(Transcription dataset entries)
○ ○ ○ ○ ○
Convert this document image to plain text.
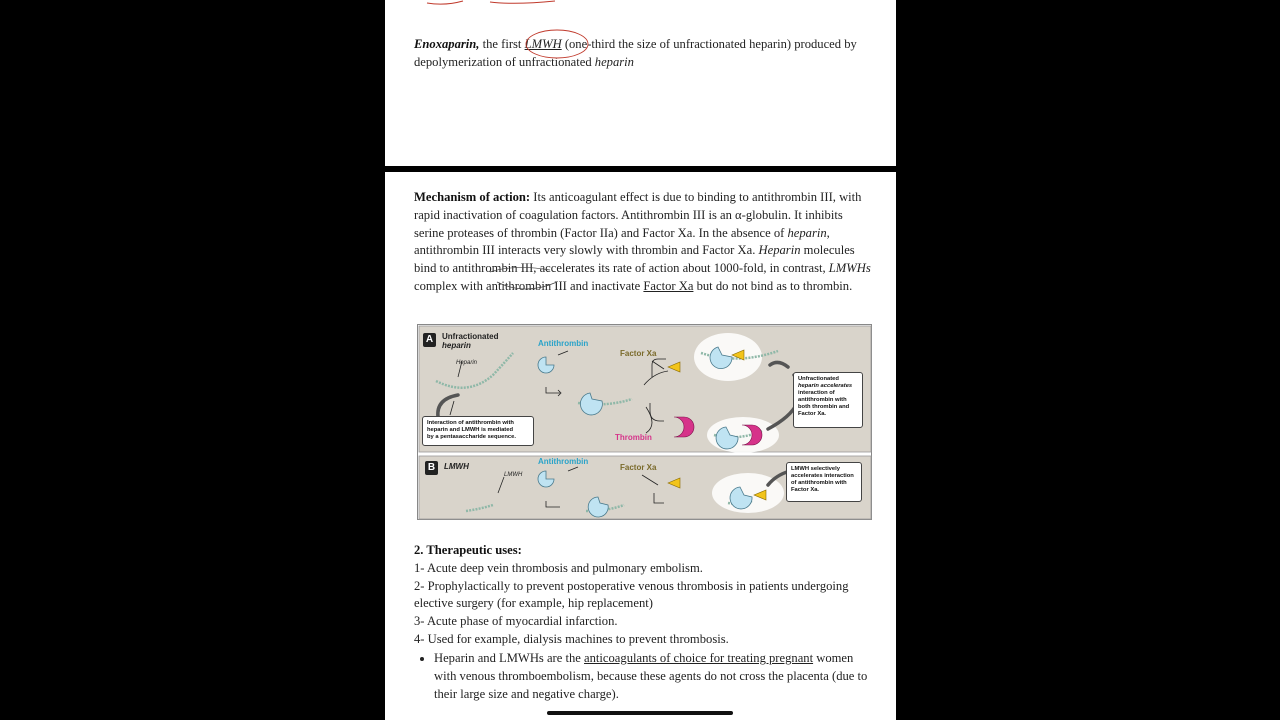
Enoxaparin, the first LMWH (one-third the size of unfractionated heparin) produced by depolymerization of unfractionated heparin
Mechanism of action: Its anticoagulant effect is due to binding to antithrombin III, with rapid inactivation of coagulation factors. Antithrombin III is an α-globulin. It inhibits serine proteases of thrombin (Factor IIa) and Factor Xa. In the absence of heparin, antithrombin III interacts very slowly with thrombin and Factor Xa. Heparin molecules bind to antithrombin III, accelerates its rate of action about 1000-fold, in contrast, LMWHs complex with antithrombin III and inactivate Factor Xa but do not bind as to thrombin.
A	Unfractionated
heparin
Heparin
Antithrombin
Factor Xa
Thrombin
Interaction of antithrombin with
heparin and LMWH is mediated
by a pentasaccharide sequence.
Unfractionated
heparin accelerates
interaction of
antithrombin with
both thrombin and
Factor Xa.
B	LMWH
LMWH
Antithrombin
Factor Xa	LMWH selectively
accelerates interaction
of antithrombin with
Factor Xa.
2. Therapeutic uses:
1- Acute deep vein thrombosis and pulmonary embolism.
2- Prophylactically to prevent postoperative venous thrombosis in patients undergoing elective surgery (for example, hip replacement)
3- Acute phase of myocardial infarction.
4- Used for example, dialysis machines to prevent thrombosis.
• Heparin and LMWHs are the anticoagulants of choice for treating pregnant women with venous thromboembolism, because these agents do not cross the placenta (due to their large size and negative charge).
○ ○ ○ ○ ○
● **PROBLEM TO WORK ON**: Look above for lines with the word "example" and copy them all.

● **OUTPUT BELOW**:
2- Prophylactically to prevent postoperative venous thrombosis in patients undergoing elective surgery (for example, hip replacement)
4- Used for example, dialysis machines to prevent thrombosis.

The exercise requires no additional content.